Find the string "partea" in the data, then copy every line where it is found.

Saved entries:
+===+
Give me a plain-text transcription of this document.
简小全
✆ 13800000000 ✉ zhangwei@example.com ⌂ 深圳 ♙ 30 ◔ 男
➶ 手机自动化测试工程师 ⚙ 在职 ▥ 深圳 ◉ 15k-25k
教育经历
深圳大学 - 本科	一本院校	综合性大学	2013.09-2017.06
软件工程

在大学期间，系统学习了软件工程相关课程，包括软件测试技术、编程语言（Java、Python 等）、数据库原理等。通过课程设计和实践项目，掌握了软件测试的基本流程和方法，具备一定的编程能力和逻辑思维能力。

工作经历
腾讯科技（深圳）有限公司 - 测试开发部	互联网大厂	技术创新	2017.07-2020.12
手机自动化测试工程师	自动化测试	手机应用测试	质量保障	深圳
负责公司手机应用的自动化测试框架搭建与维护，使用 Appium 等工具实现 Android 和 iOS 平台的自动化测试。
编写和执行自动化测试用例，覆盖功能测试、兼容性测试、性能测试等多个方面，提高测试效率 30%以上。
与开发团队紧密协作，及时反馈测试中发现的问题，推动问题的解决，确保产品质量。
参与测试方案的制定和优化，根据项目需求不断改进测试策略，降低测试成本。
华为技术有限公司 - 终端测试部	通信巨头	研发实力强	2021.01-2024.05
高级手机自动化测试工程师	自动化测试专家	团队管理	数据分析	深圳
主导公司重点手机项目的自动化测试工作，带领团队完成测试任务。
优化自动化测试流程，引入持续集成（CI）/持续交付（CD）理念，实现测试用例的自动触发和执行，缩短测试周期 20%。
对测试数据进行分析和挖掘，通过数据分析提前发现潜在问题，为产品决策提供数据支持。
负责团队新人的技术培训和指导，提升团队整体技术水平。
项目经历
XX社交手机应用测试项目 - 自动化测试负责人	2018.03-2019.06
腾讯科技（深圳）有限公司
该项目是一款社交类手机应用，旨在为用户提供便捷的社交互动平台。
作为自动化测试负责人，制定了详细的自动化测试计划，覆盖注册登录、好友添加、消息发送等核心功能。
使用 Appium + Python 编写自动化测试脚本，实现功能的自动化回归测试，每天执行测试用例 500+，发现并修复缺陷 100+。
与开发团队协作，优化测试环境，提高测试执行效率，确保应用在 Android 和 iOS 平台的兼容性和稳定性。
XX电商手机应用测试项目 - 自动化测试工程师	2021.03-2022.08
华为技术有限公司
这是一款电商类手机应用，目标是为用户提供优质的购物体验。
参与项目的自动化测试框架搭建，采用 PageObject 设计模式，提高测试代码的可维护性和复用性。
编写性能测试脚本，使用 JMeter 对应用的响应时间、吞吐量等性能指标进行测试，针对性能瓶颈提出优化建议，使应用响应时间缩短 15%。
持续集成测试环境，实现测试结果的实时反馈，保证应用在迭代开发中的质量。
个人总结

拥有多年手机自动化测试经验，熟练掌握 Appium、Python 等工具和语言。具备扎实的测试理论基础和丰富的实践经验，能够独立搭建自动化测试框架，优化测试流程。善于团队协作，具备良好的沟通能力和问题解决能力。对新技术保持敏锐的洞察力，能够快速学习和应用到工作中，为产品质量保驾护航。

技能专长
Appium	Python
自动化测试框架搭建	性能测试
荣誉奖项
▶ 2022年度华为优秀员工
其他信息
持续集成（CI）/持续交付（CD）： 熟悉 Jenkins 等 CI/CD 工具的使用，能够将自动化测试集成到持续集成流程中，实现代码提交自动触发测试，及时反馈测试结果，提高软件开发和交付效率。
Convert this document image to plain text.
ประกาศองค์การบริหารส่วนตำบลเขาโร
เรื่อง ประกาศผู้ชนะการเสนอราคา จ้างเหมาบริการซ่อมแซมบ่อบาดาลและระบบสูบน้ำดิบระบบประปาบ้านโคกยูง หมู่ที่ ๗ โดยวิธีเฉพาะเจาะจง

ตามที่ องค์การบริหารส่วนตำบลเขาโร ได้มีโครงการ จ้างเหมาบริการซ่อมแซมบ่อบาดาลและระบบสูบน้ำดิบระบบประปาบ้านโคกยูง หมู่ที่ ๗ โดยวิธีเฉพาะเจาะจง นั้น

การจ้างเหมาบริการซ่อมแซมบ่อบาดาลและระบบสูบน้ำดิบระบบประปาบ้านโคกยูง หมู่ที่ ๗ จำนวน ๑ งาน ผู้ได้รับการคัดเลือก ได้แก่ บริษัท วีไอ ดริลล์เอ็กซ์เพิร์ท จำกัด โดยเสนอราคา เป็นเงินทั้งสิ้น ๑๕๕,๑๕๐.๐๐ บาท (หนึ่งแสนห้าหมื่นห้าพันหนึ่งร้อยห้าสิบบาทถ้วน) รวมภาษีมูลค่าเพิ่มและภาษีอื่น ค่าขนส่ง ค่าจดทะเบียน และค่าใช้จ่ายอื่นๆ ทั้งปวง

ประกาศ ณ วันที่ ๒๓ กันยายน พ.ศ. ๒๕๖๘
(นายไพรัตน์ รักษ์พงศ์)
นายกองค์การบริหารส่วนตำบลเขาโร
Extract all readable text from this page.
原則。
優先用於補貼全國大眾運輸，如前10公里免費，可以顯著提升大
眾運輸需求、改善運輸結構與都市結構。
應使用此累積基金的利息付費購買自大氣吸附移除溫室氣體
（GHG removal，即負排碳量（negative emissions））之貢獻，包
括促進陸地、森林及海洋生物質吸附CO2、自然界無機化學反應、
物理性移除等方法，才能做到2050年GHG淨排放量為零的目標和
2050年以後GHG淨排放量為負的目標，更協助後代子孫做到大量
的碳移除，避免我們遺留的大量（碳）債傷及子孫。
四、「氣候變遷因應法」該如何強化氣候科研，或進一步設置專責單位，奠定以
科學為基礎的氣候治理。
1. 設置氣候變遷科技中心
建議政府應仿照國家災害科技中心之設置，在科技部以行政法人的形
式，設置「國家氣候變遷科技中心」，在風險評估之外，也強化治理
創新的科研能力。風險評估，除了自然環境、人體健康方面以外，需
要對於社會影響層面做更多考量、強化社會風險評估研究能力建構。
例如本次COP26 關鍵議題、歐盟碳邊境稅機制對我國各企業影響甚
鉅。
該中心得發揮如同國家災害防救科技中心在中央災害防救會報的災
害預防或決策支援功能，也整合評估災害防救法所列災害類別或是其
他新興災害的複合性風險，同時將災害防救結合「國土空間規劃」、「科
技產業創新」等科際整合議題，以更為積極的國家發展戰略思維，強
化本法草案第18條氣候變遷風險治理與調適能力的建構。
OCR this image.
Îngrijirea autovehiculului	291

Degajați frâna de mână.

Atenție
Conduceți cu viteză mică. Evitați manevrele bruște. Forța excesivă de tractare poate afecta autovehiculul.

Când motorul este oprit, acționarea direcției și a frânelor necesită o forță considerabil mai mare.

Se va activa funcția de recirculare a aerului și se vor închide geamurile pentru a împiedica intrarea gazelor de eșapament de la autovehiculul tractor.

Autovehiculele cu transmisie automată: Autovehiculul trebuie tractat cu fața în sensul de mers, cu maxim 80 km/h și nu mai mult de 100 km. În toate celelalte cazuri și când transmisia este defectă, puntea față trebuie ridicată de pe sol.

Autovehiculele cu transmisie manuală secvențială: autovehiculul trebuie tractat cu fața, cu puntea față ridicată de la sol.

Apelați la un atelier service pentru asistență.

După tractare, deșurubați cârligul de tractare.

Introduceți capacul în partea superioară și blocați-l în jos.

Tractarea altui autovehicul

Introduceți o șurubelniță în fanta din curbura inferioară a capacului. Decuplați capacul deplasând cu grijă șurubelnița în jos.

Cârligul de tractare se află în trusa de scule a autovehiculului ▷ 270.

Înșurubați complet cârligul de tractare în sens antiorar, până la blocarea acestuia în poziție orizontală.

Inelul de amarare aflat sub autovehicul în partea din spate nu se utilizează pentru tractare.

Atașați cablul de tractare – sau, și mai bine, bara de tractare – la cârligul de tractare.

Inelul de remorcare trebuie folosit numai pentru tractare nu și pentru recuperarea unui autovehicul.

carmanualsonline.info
+===+
**Exercise response**.
Introduceți capacul în partea superioară și blocați-l în jos.
Inelul de amarare aflat sub autovehicul în partea din spate nu se utilizează pentru tractare.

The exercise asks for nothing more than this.